» SUPPLIED ENTRIES:
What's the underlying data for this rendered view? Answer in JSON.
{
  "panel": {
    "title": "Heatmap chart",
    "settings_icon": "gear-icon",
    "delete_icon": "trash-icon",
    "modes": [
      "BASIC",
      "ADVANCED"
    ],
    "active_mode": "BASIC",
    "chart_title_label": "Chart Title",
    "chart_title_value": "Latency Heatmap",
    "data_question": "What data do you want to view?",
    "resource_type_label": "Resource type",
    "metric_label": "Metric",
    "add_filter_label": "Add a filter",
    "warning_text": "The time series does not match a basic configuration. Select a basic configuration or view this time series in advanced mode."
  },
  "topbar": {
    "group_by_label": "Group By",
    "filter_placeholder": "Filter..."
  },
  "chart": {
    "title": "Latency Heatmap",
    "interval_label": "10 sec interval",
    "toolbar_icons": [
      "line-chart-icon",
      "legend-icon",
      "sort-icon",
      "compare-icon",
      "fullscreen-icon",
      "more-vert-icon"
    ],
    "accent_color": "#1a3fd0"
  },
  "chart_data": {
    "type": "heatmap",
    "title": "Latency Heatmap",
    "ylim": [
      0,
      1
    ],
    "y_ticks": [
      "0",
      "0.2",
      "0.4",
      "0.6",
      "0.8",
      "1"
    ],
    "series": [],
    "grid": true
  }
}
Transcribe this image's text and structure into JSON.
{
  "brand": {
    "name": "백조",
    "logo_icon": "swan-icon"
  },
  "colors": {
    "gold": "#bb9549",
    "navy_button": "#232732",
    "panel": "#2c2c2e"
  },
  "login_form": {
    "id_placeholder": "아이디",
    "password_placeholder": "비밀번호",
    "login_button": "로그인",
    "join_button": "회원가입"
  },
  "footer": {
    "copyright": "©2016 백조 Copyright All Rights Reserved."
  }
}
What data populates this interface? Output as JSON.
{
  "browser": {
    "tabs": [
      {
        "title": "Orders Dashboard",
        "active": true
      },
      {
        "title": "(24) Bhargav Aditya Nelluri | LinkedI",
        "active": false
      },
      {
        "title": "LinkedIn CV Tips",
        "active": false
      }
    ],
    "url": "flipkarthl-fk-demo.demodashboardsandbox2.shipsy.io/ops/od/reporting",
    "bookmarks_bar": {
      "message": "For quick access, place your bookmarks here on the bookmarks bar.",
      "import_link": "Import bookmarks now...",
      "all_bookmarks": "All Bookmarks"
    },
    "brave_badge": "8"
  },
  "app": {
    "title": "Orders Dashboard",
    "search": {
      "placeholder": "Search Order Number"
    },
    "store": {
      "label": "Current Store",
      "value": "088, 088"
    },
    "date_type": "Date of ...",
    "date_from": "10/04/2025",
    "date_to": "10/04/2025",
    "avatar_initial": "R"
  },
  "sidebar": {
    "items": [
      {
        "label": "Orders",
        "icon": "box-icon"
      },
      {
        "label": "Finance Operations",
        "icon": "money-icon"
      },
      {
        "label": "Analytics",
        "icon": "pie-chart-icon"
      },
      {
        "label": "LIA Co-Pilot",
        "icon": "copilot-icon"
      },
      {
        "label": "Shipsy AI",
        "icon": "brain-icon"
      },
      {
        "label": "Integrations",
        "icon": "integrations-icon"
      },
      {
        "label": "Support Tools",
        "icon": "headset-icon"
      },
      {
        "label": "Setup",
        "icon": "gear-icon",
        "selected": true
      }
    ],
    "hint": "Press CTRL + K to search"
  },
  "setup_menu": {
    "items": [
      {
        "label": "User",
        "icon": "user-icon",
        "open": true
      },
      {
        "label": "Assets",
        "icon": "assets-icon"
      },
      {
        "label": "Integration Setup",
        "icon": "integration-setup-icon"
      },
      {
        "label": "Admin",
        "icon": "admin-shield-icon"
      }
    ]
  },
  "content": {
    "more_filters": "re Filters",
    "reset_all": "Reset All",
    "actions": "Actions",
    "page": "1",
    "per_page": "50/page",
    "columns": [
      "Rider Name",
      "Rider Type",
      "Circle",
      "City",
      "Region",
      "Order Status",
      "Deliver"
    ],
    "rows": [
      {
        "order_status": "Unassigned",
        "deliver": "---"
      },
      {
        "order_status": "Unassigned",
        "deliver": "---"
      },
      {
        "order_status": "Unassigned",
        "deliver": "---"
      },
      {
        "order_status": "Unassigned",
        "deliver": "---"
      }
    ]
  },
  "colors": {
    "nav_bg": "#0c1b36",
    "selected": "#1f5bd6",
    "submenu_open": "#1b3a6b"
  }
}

» PROBLEM TO WORK ON:
Exactly reproduce every line of the records.

» FULL OUTPUT:
What's the underlying data for this rendered view? Answer in JSON.
{
  "panel": {
    "title": "Heatmap chart",
    "settings_icon": "gear-icon",
    "delete_icon": "trash-icon",
    "modes": [
      "BASIC",
      "ADVANCED"
    ],
    "active_mode": "BASIC",
    "chart_title_label": "Chart Title",
    "chart_title_value": "Latency Heatmap",
    "data_question": "What data do you want to view?",
    "resource_type_label": "Resource type",
    "metric_label": "Metric",
    "add_filter_label": "Add a filter",
    "warning_text": "The time series does not match a basic configuration. Select a basic configuration or view this time series in advanced mode."
  },
  "topbar": {
    "group_by_label": "Group By",
    "filter_placeholder": "Filter..."
  },
  "chart": {
    "title": "Latency Heatmap",
    "interval_label": "10 sec interval",
    "toolbar_icons": [
      "line-chart-icon",
      "legend-icon",
      "sort-icon",
      "compare-icon",
      "fullscreen-icon",
      "more-vert-icon"
    ],
    "accent_color": "#1a3fd0"
  },
  "chart_data": {
    "type": "heatmap",
    "title": "Latency Heatmap",
    "ylim": [
      0,
      1
    ],
    "y_ticks": [
      "0",
      "0.2",
      "0.4",
      "0.6",
      "0.8",
      "1"
    ],
    "series": [],
    "grid": true
  }
}
Transcribe this image's text and structure into JSON.
{
  "brand": {
    "name": "백조",
    "logo_icon": "swan-icon"
  },
  "colors": {
    "gold": "#bb9549",
    "navy_button": "#232732",
    "panel": "#2c2c2e"
  },
  "login_form": {
    "id_placeholder": "아이디",
    "password_placeholder": "비밀번호",
    "login_button": "로그인",
    "join_button": "회원가입"
  },
  "footer": {
    "copyright": "©2016 백조 Copyright All Rights Reserved."
  }
}
What data populates this interface? Output as JSON.
{
  "browser": {
    "tabs": [
      {
        "title": "Orders Dashboard",
        "active": true
      },
      {
        "title": "(24) Bhargav Aditya Nelluri | LinkedI",
        "active": false
      },
      {
        "title": "LinkedIn CV Tips",
        "active": false
      }
    ],
    "url": "flipkarthl-fk-demo.demodashboardsandbox2.shipsy.io/ops/od/reporting",
    "bookmarks_bar": {
      "message": "For quick access, place your bookmarks here on the bookmarks bar.",
      "import_link": "Import bookmarks now...",
      "all_bookmarks": "All Bookmarks"
    },
    "brave_badge": "8"
  },
  "app": {
    "title": "Orders Dashboard",
    "search": {
      "placeholder": "Search Order Number"
    },
    "store": {
      "label": "Current Store",
      "value": "088, 088"
    },
    "date_type": "Date of ...",
    "date_from": "10/04/2025",
    "date_to": "10/04/2025",
    "avatar_initial": "R"
  },
  "sidebar": {
    "items": [
      {
        "label": "Orders",
        "icon": "box-icon"
      },
      {
        "label": "Finance Operations",
        "icon": "money-icon"
      },
      {
        "label": "Analytics",
        "icon": "pie-chart-icon"
      },
      {
        "label": "LIA Co-Pilot",
        "icon": "copilot-icon"
      },
      {
        "label": "Shipsy AI",
        "icon": "brain-icon"
      },
      {
        "label": "Integrations",
        "icon": "integrations-icon"
      },
      {
        "label": "Support Tools",
        "icon": "headset-icon"
      },
      {
        "label": "Setup",
        "icon": "gear-icon",
        "selected": true
      }
    ],
    "hint": "Press CTRL + K to search"
  },
  "setup_menu": {
    "items": [
      {
        "label": "User",
        "icon": "user-icon",
        "open": true
      },
      {
        "label": "Assets",
        "icon": "assets-icon"
      },
      {
        "label": "Integration Setup",
        "icon": "integration-setup-icon"
      },
      {
        "label": "Admin",
        "icon": "admin-shield-icon"
      }
    ]
  },
  "content": {
    "more_filters": "re Filters",
    "reset_all": "Reset All",
    "actions": "Actions",
    "page": "1",
    "per_page": "50/page",
    "columns": [
      "Rider Name",
      "Rider Type",
      "Circle",
      "City",
      "Region",
      "Order Status",
      "Deliver"
    ],
    "rows": [
      {
        "order_status": "Unassigned",
        "deliver": "---"
      },
      {
        "order_status": "Unassigned",
        "deliver": "---"
      },
      {
        "order_status": "Unassigned",
        "deliver": "---"
      },
      {
        "order_status": "Unassigned",
        "deliver": "---"
      }
    ]
  },
  "colors": {
    "nav_bg": "#0c1b36",
    "selected": "#1f5bd6",
    "submenu_open": "#1b3a6b"
  }
}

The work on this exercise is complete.